- **What to work on**
Extract each line from the entries below that has the string "Pythia" in it.

- **Entries shown**
/---

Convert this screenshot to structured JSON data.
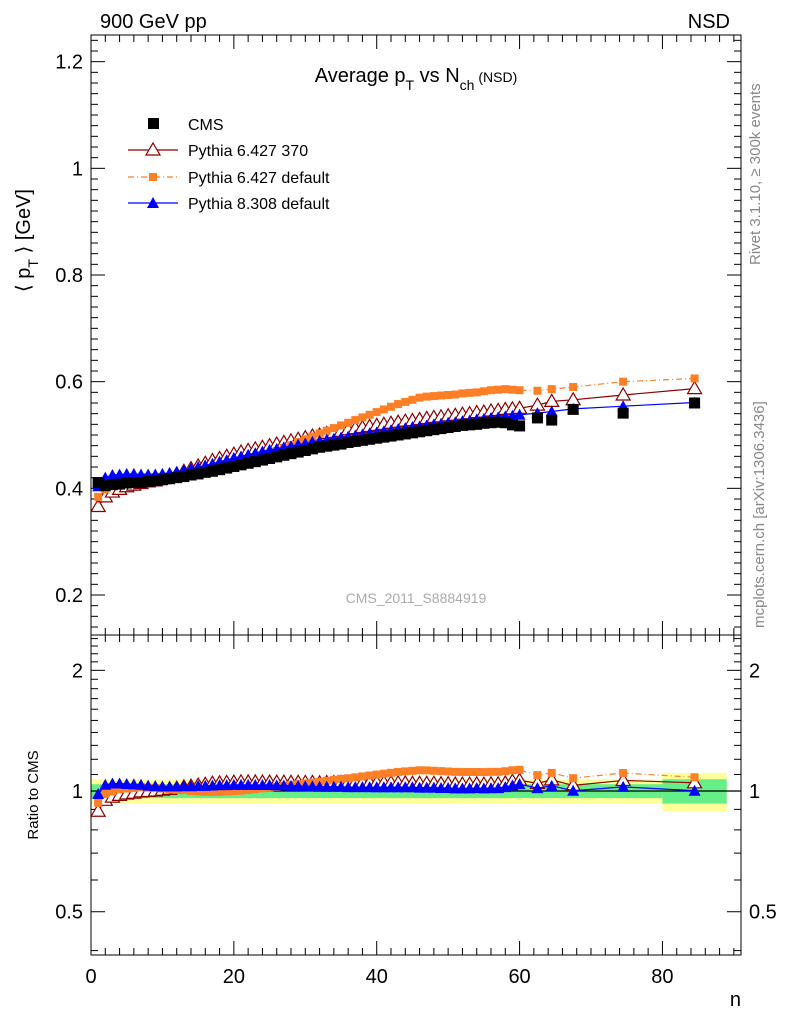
{
  "header": {
    "left": "900 GeV pp",
    "right": "NSD"
  },
  "side_labels": {
    "rivet": "Rivet 3.1.10, ≥ 300k events",
    "mcplots": "mcplots.cern.ch [arXiv:1306.3436]"
  },
  "watermark": "CMS_2011_S8884919",
  "chart_data": [
    {
      "panel": "main",
      "type": "scatter",
      "title": {
        "prefix": "Average p",
        "sub1": "T",
        "mid": " vs N",
        "sub2": "ch",
        "suffix": " (NSD)"
      },
      "ylabel": {
        "pre": "⟨ p",
        "sub": "T",
        "post": " ⟩ [GeV]"
      },
      "xlabel": "n",
      "xlim": [
        0,
        91
      ],
      "ylim": [
        0.125,
        1.25
      ],
      "yticks": [
        "0.2",
        "0.4",
        "0.6",
        "0.8",
        "1",
        "1.2"
      ],
      "ytick_values": [
        0.2,
        0.4,
        0.6,
        0.8,
        1.0,
        1.2
      ],
      "legend_position": "top-left",
      "legend": [
        "CMS",
        "Pythia 6.427 370",
        "Pythia 6.427 default",
        "Pythia 8.308 default"
      ],
      "series": [
        {
          "name": "CMS",
          "color": "#000000",
          "marker": "square",
          "x": [
            1,
            2,
            3,
            4,
            5,
            6,
            7,
            8,
            9,
            10,
            11,
            12,
            13,
            14,
            15,
            16,
            17,
            18,
            19,
            20,
            21,
            22,
            23,
            24,
            25,
            26,
            27,
            28,
            29,
            30,
            31,
            32,
            33,
            34,
            35,
            36,
            37,
            38,
            39,
            40,
            41,
            42,
            43,
            44,
            45,
            46,
            47,
            48,
            49,
            50,
            51,
            52,
            53,
            54,
            55,
            56,
            57,
            58,
            59,
            60,
            62.5,
            64.5,
            67.5,
            74.5,
            84.5
          ],
          "y": [
            0.411,
            0.405,
            0.407,
            0.408,
            0.41,
            0.411,
            0.411,
            0.413,
            0.414,
            0.416,
            0.418,
            0.42,
            0.422,
            0.425,
            0.427,
            0.43,
            0.432,
            0.435,
            0.438,
            0.441,
            0.444,
            0.447,
            0.45,
            0.453,
            0.456,
            0.459,
            0.462,
            0.465,
            0.468,
            0.471,
            0.474,
            0.477,
            0.479,
            0.481,
            0.483,
            0.486,
            0.488,
            0.49,
            0.492,
            0.494,
            0.496,
            0.498,
            0.5,
            0.502,
            0.504,
            0.506,
            0.508,
            0.51,
            0.512,
            0.514,
            0.516,
            0.518,
            0.519,
            0.52,
            0.522,
            0.523,
            0.524,
            0.523,
            0.519,
            0.517,
            0.532,
            0.528,
            0.548,
            0.541,
            0.56
          ]
        },
        {
          "name": "Pythia 6.427 370",
          "color": "#8b0000",
          "marker": "triangle-open",
          "x": [
            1,
            2,
            3,
            4,
            5,
            6,
            7,
            8,
            9,
            10,
            11,
            12,
            13,
            14,
            15,
            16,
            17,
            18,
            19,
            20,
            21,
            22,
            23,
            24,
            25,
            26,
            27,
            28,
            29,
            30,
            31,
            32,
            33,
            34,
            35,
            36,
            37,
            38,
            39,
            40,
            41,
            42,
            43,
            44,
            45,
            46,
            47,
            48,
            49,
            50,
            51,
            52,
            53,
            54,
            55,
            56,
            57,
            58,
            59,
            60,
            62.5,
            64.5,
            67.5,
            74.5,
            84.5
          ],
          "y": [
            0.366,
            0.384,
            0.393,
            0.398,
            0.403,
            0.406,
            0.409,
            0.412,
            0.414,
            0.418,
            0.422,
            0.427,
            0.432,
            0.437,
            0.442,
            0.447,
            0.452,
            0.456,
            0.46,
            0.464,
            0.468,
            0.471,
            0.474,
            0.477,
            0.48,
            0.483,
            0.486,
            0.489,
            0.492,
            0.495,
            0.498,
            0.5,
            0.503,
            0.505,
            0.507,
            0.51,
            0.512,
            0.514,
            0.516,
            0.518,
            0.52,
            0.522,
            0.524,
            0.526,
            0.527,
            0.529,
            0.531,
            0.533,
            0.534,
            0.536,
            0.537,
            0.539,
            0.54,
            0.542,
            0.543,
            0.545,
            0.546,
            0.548,
            0.549,
            0.55,
            0.556,
            0.563,
            0.566,
            0.575,
            0.587
          ]
        },
        {
          "name": "Pythia 6.427 default",
          "color": "#ff7f27",
          "marker": "square-small",
          "x": [
            1,
            2,
            3,
            4,
            5,
            6,
            7,
            8,
            9,
            10,
            11,
            12,
            13,
            14,
            15,
            16,
            17,
            18,
            19,
            20,
            21,
            22,
            23,
            24,
            25,
            26,
            27,
            28,
            29,
            30,
            31,
            32,
            33,
            34,
            35,
            36,
            37,
            38,
            39,
            40,
            41,
            42,
            43,
            44,
            45,
            46,
            47,
            48,
            49,
            50,
            51,
            52,
            53,
            54,
            55,
            56,
            57,
            58,
            59,
            60,
            62.5,
            64.5,
            67.5,
            74.5,
            84.5
          ],
          "y": [
            0.384,
            0.398,
            0.406,
            0.412,
            0.416,
            0.418,
            0.42,
            0.421,
            0.421,
            0.422,
            0.422,
            0.423,
            0.424,
            0.425,
            0.426,
            0.428,
            0.43,
            0.433,
            0.437,
            0.441,
            0.445,
            0.45,
            0.455,
            0.46,
            0.465,
            0.47,
            0.476,
            0.481,
            0.487,
            0.492,
            0.497,
            0.503,
            0.508,
            0.513,
            0.518,
            0.523,
            0.528,
            0.533,
            0.538,
            0.543,
            0.548,
            0.553,
            0.558,
            0.562,
            0.566,
            0.57,
            0.572,
            0.573,
            0.574,
            0.575,
            0.576,
            0.578,
            0.579,
            0.58,
            0.582,
            0.584,
            0.585,
            0.586,
            0.585,
            0.584,
            0.583,
            0.586,
            0.59,
            0.6,
            0.606
          ]
        },
        {
          "name": "Pythia 8.308 default",
          "color": "#0000ff",
          "marker": "triangle",
          "x": [
            1,
            2,
            3,
            4,
            5,
            6,
            7,
            8,
            9,
            10,
            11,
            12,
            13,
            14,
            15,
            16,
            17,
            18,
            19,
            20,
            21,
            22,
            23,
            24,
            25,
            26,
            27,
            28,
            29,
            30,
            31,
            32,
            33,
            34,
            35,
            36,
            37,
            38,
            39,
            40,
            41,
            42,
            43,
            44,
            45,
            46,
            47,
            48,
            49,
            50,
            51,
            52,
            53,
            54,
            55,
            56,
            57,
            58,
            59,
            60,
            62.5,
            64.5,
            67.5,
            74.5,
            84.5
          ],
          "y": [
            0.404,
            0.42,
            0.425,
            0.426,
            0.427,
            0.427,
            0.426,
            0.426,
            0.426,
            0.427,
            0.429,
            0.431,
            0.434,
            0.437,
            0.44,
            0.443,
            0.446,
            0.45,
            0.453,
            0.457,
            0.46,
            0.463,
            0.466,
            0.469,
            0.472,
            0.474,
            0.477,
            0.479,
            0.482,
            0.484,
            0.487,
            0.489,
            0.491,
            0.493,
            0.495,
            0.497,
            0.499,
            0.501,
            0.503,
            0.505,
            0.507,
            0.509,
            0.511,
            0.513,
            0.515,
            0.516,
            0.518,
            0.52,
            0.521,
            0.523,
            0.524,
            0.526,
            0.527,
            0.529,
            0.53,
            0.532,
            0.533,
            0.535,
            0.536,
            0.538,
            0.541,
            0.544,
            0.549,
            0.554,
            0.561
          ]
        }
      ]
    },
    {
      "panel": "ratio",
      "type": "scatter",
      "ylabel": "Ratio to CMS",
      "xlabel": "n",
      "xlim": [
        0,
        91
      ],
      "ylim": [
        0.39,
        2.45
      ],
      "yscale": "log",
      "xticks": [
        "0",
        "20",
        "40",
        "60",
        "80"
      ],
      "xtick_values": [
        0,
        20,
        40,
        60,
        80
      ],
      "yticks": [
        "0.5",
        "1",
        "2"
      ],
      "ytick_values": [
        0.5,
        1,
        2
      ],
      "bands": [
        {
          "x0": 0,
          "x1": 80,
          "lo": 0.93,
          "hi": 1.07,
          "color": "#ffff99"
        },
        {
          "x0": 0,
          "x1": 80,
          "lo": 0.96,
          "hi": 1.04,
          "color": "#66ee88"
        },
        {
          "x0": 80,
          "x1": 89,
          "lo": 0.89,
          "hi": 1.11,
          "color": "#ffff99"
        },
        {
          "x0": 80,
          "x1": 89,
          "lo": 0.93,
          "hi": 1.07,
          "color": "#66ee88"
        }
      ],
      "reference": 1.0,
      "series_from_main": true
    }
  ]
}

\---

- **Exercise output**
        "Pythia 6.427 370",
        "Pythia 6.427 default",
        "Pythia 8.308 default"
          "name": "Pythia 6.427 370",
          "name": "Pythia 6.427 default",
          "name": "Pythia 8.308 default",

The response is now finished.